TASK OBJECTIVE » Restate every entry word for word.

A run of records
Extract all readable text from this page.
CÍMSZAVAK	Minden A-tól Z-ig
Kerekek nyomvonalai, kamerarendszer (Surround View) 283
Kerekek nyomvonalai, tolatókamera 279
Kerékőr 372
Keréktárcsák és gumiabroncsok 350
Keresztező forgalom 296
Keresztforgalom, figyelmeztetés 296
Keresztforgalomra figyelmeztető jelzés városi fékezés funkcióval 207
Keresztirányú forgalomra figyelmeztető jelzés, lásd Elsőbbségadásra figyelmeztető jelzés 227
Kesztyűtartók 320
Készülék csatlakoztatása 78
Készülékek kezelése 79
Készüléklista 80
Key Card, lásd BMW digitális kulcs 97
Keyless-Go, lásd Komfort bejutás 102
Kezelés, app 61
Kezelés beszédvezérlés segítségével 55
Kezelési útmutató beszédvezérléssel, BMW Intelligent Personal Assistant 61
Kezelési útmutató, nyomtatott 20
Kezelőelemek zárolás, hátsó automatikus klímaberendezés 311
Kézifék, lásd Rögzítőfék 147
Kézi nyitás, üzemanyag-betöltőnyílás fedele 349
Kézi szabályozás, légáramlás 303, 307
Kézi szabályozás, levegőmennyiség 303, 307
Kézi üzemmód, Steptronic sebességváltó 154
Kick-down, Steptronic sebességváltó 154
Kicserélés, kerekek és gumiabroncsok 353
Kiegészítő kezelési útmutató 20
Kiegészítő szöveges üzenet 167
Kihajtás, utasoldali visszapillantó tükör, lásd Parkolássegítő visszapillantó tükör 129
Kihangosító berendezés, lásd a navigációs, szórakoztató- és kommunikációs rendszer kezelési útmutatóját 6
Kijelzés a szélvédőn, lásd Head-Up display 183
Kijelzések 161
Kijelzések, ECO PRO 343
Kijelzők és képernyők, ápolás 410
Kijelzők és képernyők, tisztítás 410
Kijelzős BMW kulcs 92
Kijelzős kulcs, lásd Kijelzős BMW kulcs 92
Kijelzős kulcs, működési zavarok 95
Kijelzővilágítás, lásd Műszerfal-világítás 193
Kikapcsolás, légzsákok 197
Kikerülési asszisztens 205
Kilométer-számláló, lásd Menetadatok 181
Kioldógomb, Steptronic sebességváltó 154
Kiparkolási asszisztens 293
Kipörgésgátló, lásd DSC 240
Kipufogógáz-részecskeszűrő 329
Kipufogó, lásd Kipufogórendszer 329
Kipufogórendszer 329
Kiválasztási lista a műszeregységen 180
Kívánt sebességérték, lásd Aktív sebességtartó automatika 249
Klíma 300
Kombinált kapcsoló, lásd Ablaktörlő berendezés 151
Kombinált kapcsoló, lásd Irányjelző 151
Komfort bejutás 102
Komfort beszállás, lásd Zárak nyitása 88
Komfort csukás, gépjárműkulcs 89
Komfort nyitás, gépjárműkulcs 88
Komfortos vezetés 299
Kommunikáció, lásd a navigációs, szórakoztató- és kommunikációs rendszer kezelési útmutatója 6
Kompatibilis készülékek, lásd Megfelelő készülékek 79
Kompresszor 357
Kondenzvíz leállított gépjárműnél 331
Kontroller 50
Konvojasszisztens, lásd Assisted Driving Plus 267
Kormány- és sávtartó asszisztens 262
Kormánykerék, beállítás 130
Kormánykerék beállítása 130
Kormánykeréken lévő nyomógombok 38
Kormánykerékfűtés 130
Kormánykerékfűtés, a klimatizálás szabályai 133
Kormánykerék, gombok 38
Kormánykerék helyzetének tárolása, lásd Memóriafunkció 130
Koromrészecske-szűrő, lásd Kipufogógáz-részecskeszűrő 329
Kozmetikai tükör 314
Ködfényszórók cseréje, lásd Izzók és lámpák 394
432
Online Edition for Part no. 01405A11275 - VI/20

RIGHT ANSWER »
Extract all readable text from this page.
CÍMSZAVAK	Minden A-tól Z-ig
Kerekek nyomvonalai, kamerarendszer (Surround View) 283
Kerekek nyomvonalai, tolatókamera 279
Kerékőr 372
Keréktárcsák és gumiabroncsok 350
Keresztező forgalom 296
Keresztforgalom, figyelmeztetés 296
Keresztforgalomra figyelmeztető jelzés városi fékezés funkcióval 207
Keresztirányú forgalomra figyelmeztető jelzés, lásd Elsőbbségadásra figyelmeztető jelzés 227
Kesztyűtartók 320
Készülék csatlakoztatása 78
Készülékek kezelése 79
Készüléklista 80
Key Card, lásd BMW digitális kulcs 97
Keyless-Go, lásd Komfort bejutás 102
Kezelés, app 61
Kezelés beszédvezérlés segítségével 55
Kezelési útmutató beszédvezérléssel, BMW Intelligent Personal Assistant 61
Kezelési útmutató, nyomtatott 20
Kezelőelemek zárolás, hátsó automatikus klímaberendezés 311
Kézifék, lásd Rögzítőfék 147
Kézi nyitás, üzemanyag-betöltőnyílás fedele 349
Kézi szabályozás, légáramlás 303, 307
Kézi szabályozás, levegőmennyiség 303, 307
Kézi üzemmód, Steptronic sebességváltó 154
Kick-down, Steptronic sebességváltó 154
Kicserélés, kerekek és gumiabroncsok 353
Kiegészítő kezelési útmutató 20
Kiegészítő szöveges üzenet 167
Kihajtás, utasoldali visszapillantó tükör, lásd Parkolássegítő visszapillantó tükör 129
Kihangosító berendezés, lásd a navigációs, szórakoztató- és kommunikációs rendszer kezelési útmutatóját 6
Kijelzés a szélvédőn, lásd Head-Up display 183
Kijelzések 161
Kijelzések, ECO PRO 343
Kijelzők és képernyők, ápolás 410
Kijelzők és képernyők, tisztítás 410
Kijelzős BMW kulcs 92
Kijelzős kulcs, lásd Kijelzős BMW kulcs 92
Kijelzős kulcs, működési zavarok 95
Kijelzővilágítás, lásd Műszerfal-világítás 193
Kikapcsolás, légzsákok 197
Kikerülési asszisztens 205
Kilométer-számláló, lásd Menetadatok 181
Kioldógomb, Steptronic sebességváltó 154
Kiparkolási asszisztens 293
Kipörgésgátló, lásd DSC 240
Kipufogógáz-részecskeszűrő 329
Kipufogó, lásd Kipufogórendszer 329
Kipufogórendszer 329
Kiválasztási lista a műszeregységen 180
Kívánt sebességérték, lásd Aktív sebességtartó automatika 249
Klíma 300
Kombinált kapcsoló, lásd Ablaktörlő berendezés 151
Kombinált kapcsoló, lásd Irányjelző 151
Komfort bejutás 102
Komfort beszállás, lásd Zárak nyitása 88
Komfort csukás, gépjárműkulcs 89
Komfort nyitás, gépjárműkulcs 88
Komfortos vezetés 299
Kommunikáció, lásd a navigációs, szórakoztató- és kommunikációs rendszer kezelési útmutatója 6
Kompatibilis készülékek, lásd Megfelelő készülékek 79
Kompresszor 357
Kondenzvíz leállított gépjárműnél 331
Kontroller 50
Konvojasszisztens, lásd Assisted Driving Plus 267
Kormány- és sávtartó asszisztens 262
Kormánykerék, beállítás 130
Kormánykerék beállítása 130
Kormánykeréken lévő nyomógombok 38
Kormánykerékfűtés 130
Kormánykerékfűtés, a klimatizálás szabályai 133
Kormánykerék, gombok 38
Kormánykerék helyzetének tárolása, lásd Memóriafunkció 130
Koromrészecske-szűrő, lásd Kipufogógáz-részecskeszűrő 329
Kozmetikai tükör 314
Ködfényszórók cseréje, lásd Izzók és lámpák 394
432
Online Edition for Part no. 01405A11275 - VI/20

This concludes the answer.